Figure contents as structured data
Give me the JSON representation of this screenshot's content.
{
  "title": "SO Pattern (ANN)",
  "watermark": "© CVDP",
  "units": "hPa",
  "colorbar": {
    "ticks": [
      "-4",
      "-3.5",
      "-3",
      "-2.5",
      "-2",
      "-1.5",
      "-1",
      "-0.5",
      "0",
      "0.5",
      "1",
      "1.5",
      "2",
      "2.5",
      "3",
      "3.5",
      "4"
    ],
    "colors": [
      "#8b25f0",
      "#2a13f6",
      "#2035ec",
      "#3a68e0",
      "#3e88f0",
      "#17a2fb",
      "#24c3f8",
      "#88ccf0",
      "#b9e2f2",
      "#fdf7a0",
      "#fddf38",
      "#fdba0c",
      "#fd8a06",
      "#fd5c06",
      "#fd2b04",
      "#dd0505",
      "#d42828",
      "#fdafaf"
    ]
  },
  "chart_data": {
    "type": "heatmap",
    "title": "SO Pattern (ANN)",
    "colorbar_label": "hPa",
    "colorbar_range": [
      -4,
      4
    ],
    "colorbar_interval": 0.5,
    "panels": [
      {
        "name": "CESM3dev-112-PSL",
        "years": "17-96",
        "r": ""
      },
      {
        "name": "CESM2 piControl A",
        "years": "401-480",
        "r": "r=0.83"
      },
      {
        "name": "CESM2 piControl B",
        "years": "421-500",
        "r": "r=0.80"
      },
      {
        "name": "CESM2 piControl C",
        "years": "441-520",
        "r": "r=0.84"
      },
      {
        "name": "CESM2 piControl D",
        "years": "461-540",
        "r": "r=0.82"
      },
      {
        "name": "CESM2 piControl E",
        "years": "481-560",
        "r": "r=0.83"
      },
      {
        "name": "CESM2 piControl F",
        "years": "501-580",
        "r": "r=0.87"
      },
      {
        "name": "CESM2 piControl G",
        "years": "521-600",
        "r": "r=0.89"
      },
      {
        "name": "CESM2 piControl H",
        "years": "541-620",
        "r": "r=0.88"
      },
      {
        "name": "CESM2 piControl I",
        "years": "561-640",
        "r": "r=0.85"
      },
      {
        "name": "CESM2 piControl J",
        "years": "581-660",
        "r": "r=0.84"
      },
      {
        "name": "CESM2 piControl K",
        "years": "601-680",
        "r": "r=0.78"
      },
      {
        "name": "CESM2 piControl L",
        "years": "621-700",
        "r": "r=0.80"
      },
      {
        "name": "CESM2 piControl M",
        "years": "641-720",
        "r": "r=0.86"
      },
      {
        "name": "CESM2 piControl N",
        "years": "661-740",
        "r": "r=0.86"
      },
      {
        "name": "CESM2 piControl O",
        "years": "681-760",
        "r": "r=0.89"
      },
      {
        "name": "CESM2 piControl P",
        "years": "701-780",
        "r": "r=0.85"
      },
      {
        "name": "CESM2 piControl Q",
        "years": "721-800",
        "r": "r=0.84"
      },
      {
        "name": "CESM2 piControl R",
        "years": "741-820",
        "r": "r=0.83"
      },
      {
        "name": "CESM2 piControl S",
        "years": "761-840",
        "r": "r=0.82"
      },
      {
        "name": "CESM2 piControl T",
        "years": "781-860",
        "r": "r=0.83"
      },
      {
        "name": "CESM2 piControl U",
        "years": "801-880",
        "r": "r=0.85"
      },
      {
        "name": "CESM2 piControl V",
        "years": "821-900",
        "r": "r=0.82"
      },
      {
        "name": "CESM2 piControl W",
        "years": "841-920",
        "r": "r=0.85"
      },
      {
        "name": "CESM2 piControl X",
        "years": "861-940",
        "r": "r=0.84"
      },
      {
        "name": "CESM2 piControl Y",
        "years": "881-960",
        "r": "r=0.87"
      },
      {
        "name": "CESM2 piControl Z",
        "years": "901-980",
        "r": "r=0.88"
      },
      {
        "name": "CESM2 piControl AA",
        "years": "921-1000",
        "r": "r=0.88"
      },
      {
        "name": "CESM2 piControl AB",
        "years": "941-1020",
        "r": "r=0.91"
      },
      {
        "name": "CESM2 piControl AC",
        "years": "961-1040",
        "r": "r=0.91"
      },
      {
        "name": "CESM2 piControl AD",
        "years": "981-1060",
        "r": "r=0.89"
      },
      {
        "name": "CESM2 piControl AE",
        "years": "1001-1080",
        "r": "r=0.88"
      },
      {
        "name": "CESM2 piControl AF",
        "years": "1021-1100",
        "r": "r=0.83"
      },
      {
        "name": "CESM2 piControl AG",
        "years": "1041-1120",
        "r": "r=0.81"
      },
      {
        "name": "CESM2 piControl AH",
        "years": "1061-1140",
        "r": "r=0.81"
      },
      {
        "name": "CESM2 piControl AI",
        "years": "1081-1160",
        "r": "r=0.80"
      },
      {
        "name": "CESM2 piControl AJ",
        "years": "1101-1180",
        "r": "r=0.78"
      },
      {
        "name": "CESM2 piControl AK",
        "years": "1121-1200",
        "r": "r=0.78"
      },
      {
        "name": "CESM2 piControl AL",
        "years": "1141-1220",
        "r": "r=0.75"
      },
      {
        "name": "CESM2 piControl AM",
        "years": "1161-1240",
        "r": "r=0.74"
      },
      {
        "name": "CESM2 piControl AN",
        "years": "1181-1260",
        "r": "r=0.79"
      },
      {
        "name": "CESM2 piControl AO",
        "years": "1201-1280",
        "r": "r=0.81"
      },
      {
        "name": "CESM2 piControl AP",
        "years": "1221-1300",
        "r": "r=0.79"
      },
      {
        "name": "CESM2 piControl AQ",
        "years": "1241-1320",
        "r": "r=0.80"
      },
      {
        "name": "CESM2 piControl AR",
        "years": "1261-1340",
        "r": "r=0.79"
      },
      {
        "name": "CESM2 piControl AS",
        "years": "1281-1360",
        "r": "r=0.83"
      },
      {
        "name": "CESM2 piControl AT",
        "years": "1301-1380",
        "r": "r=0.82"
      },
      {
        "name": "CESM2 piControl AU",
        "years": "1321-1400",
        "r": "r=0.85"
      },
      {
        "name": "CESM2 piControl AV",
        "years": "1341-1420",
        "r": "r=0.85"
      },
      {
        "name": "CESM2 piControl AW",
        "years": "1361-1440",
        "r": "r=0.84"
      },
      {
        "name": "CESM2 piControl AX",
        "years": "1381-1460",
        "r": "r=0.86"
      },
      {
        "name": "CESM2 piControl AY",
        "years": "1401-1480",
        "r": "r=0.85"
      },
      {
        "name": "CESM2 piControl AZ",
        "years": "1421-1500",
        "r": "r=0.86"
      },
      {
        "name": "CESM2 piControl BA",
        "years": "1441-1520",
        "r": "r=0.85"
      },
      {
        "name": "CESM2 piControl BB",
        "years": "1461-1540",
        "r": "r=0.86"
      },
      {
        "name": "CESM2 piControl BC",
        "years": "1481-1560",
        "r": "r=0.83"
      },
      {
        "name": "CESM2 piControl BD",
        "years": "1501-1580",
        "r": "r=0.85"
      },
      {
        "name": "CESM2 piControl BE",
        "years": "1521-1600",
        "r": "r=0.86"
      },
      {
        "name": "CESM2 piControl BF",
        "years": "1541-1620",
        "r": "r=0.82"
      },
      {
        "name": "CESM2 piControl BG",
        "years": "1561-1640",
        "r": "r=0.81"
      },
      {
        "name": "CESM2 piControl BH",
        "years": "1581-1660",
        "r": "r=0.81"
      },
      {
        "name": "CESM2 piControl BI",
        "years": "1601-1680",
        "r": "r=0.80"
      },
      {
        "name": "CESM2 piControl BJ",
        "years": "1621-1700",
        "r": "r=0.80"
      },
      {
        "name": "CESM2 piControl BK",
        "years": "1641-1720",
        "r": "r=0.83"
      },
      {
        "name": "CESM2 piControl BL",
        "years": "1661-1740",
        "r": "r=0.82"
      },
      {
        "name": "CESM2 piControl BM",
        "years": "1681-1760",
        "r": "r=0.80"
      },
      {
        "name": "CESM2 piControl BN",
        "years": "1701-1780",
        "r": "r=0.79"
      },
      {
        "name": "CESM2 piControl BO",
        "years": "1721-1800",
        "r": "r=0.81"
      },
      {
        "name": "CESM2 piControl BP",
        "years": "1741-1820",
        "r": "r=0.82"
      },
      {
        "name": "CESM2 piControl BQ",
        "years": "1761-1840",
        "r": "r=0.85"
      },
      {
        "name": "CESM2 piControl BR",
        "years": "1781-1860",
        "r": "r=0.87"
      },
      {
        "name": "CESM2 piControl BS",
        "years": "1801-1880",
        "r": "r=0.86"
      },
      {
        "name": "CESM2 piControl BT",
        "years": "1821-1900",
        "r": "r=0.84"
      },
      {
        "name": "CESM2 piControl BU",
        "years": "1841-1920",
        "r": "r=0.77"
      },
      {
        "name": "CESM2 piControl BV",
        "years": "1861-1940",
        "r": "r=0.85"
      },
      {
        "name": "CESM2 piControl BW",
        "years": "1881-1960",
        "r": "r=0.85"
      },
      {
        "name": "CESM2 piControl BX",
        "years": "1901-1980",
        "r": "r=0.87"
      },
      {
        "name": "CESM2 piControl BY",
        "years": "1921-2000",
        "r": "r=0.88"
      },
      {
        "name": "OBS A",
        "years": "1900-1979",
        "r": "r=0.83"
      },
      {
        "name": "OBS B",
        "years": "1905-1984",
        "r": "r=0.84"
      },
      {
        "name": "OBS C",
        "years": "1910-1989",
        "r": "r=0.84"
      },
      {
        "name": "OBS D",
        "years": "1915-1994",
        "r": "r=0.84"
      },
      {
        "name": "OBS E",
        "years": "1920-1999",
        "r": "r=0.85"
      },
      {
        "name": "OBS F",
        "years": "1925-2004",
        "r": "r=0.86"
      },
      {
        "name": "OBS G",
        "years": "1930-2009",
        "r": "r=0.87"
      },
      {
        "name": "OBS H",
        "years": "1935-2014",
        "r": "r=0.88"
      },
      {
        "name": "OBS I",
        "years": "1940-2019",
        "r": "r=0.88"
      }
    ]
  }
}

**Written task:**
Give the number of lines that hold the word "Pattern" in these records, with nothing added.

**Written solution:**
2